------ RECORDS FOR PROCESSING ------

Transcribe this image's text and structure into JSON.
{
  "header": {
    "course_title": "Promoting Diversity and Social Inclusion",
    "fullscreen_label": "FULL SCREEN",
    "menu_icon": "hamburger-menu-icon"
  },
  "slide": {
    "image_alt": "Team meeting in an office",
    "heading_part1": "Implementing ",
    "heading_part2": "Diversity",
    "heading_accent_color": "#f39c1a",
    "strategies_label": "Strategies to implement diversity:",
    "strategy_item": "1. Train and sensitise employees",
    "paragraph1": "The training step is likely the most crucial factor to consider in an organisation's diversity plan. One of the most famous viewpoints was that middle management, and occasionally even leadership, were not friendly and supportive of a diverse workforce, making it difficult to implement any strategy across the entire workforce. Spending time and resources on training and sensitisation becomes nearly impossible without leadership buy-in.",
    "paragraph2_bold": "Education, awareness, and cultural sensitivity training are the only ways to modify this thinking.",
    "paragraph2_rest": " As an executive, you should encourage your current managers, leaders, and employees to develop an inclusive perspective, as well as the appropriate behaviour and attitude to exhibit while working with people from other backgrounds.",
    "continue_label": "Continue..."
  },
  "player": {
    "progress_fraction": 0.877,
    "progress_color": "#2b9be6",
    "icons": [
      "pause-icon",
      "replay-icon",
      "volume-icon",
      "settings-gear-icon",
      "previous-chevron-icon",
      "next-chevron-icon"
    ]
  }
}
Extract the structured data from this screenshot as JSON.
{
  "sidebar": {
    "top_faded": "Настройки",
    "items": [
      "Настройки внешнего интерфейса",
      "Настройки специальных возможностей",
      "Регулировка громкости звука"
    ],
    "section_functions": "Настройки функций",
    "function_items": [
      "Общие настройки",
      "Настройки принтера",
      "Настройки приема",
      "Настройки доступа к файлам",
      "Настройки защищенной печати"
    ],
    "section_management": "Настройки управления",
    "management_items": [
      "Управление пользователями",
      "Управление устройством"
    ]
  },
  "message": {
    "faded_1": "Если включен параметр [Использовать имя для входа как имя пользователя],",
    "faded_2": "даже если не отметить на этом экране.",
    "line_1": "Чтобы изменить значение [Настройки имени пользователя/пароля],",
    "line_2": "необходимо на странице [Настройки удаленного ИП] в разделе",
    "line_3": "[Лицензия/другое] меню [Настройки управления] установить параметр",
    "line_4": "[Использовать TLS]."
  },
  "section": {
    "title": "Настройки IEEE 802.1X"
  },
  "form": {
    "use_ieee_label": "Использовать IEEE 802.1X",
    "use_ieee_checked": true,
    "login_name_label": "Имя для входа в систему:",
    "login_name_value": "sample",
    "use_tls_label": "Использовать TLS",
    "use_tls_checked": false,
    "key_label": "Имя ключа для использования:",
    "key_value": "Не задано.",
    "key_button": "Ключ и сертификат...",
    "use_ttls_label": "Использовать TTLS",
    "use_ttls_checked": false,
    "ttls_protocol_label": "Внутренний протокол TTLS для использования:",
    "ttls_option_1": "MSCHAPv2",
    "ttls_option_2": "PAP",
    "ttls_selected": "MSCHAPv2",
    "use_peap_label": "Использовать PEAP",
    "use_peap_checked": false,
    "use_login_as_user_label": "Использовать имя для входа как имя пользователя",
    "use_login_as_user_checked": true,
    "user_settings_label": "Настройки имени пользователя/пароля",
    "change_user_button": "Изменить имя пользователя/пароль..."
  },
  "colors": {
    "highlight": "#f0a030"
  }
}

------

* YOUR OBJECTIVE: Reproduce all data above, unchanged.

* WRITTEN ANSWER:
Transcribe this image's text and structure into JSON.
{
  "header": {
    "course_title": "Promoting Diversity and Social Inclusion",
    "fullscreen_label": "FULL SCREEN",
    "menu_icon": "hamburger-menu-icon"
  },
  "slide": {
    "image_alt": "Team meeting in an office",
    "heading_part1": "Implementing ",
    "heading_part2": "Diversity",
    "heading_accent_color": "#f39c1a",
    "strategies_label": "Strategies to implement diversity:",
    "strategy_item": "1. Train and sensitise employees",
    "paragraph1": "The training step is likely the most crucial factor to consider in an organisation's diversity plan. One of the most famous viewpoints was that middle management, and occasionally even leadership, were not friendly and supportive of a diverse workforce, making it difficult to implement any strategy across the entire workforce. Spending time and resources on training and sensitisation becomes nearly impossible without leadership buy-in.",
    "paragraph2_bold": "Education, awareness, and cultural sensitivity training are the only ways to modify this thinking.",
    "paragraph2_rest": " As an executive, you should encourage your current managers, leaders, and employees to develop an inclusive perspective, as well as the appropriate behaviour and attitude to exhibit while working with people from other backgrounds.",
    "continue_label": "Continue..."
  },
  "player": {
    "progress_fraction": 0.877,
    "progress_color": "#2b9be6",
    "icons": [
      "pause-icon",
      "replay-icon",
      "volume-icon",
      "settings-gear-icon",
      "previous-chevron-icon",
      "next-chevron-icon"
    ]
  }
}
Extract the structured data from this screenshot as JSON.
{
  "sidebar": {
    "top_faded": "Настройки",
    "items": [
      "Настройки внешнего интерфейса",
      "Настройки специальных возможностей",
      "Регулировка громкости звука"
    ],
    "section_functions": "Настройки функций",
    "function_items": [
      "Общие настройки",
      "Настройки принтера",
      "Настройки приема",
      "Настройки доступа к файлам",
      "Настройки защищенной печати"
    ],
    "section_management": "Настройки управления",
    "management_items": [
      "Управление пользователями",
      "Управление устройством"
    ]
  },
  "message": {
    "faded_1": "Если включен параметр [Использовать имя для входа как имя пользователя],",
    "faded_2": "даже если не отметить на этом экране.",
    "line_1": "Чтобы изменить значение [Настройки имени пользователя/пароля],",
    "line_2": "необходимо на странице [Настройки удаленного ИП] в разделе",
    "line_3": "[Лицензия/другое] меню [Настройки управления] установить параметр",
    "line_4": "[Использовать TLS]."
  },
  "section": {
    "title": "Настройки IEEE 802.1X"
  },
  "form": {
    "use_ieee_label": "Использовать IEEE 802.1X",
    "use_ieee_checked": true,
    "login_name_label": "Имя для входа в систему:",
    "login_name_value": "sample",
    "use_tls_label": "Использовать TLS",
    "use_tls_checked": false,
    "key_label": "Имя ключа для использования:",
    "key_value": "Не задано.",
    "key_button": "Ключ и сертификат...",
    "use_ttls_label": "Использовать TTLS",
    "use_ttls_checked": false,
    "ttls_protocol_label": "Внутренний протокол TTLS для использования:",
    "ttls_option_1": "MSCHAPv2",
    "ttls_option_2": "PAP",
    "ttls_selected": "MSCHAPv2",
    "use_peap_label": "Использовать PEAP",
    "use_peap_checked": false,
    "use_login_as_user_label": "Использовать имя для входа как имя пользователя",
    "use_login_as_user_checked": true,
    "user_settings_label": "Настройки имени пользователя/пароля",
    "change_user_button": "Изменить имя пользователя/пароль..."
  },
  "colors": {
    "highlight": "#f0a030"
  }
}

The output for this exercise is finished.